Given request:
Of the lines in these entries, how many contain the string "agua"? Give the number and nothing else.

Entries provided:
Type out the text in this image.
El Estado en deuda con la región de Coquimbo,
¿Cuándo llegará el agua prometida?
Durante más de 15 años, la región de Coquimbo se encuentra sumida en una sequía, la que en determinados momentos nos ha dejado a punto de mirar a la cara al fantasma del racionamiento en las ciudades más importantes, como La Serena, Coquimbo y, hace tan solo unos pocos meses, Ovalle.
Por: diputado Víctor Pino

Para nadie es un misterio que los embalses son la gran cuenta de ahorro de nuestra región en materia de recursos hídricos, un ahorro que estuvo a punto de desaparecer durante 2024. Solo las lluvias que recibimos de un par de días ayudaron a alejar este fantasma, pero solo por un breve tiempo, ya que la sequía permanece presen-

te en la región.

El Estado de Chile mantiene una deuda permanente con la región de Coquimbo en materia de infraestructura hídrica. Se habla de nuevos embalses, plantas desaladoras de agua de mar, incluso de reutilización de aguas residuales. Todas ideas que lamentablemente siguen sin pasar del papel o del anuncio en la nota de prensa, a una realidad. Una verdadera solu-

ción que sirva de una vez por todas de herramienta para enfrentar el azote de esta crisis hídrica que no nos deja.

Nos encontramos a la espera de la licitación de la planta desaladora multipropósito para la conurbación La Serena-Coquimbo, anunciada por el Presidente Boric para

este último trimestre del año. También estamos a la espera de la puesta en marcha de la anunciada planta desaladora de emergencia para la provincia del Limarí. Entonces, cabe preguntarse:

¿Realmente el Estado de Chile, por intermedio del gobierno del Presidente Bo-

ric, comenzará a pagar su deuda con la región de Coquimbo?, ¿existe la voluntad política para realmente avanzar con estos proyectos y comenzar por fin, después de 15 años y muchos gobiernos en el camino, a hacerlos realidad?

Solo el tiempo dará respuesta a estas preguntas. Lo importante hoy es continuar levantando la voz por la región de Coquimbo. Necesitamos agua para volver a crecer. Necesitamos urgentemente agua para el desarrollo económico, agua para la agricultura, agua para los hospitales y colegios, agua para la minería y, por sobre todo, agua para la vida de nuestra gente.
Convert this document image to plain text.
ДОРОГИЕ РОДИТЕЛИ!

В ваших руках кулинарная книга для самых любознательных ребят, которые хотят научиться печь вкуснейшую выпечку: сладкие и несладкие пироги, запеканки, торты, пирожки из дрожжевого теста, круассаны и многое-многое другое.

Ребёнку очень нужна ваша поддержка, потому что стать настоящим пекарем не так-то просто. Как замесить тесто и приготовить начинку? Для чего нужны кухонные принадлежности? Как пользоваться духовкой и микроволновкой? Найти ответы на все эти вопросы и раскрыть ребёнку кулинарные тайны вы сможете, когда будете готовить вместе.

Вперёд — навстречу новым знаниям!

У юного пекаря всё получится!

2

Task result:
3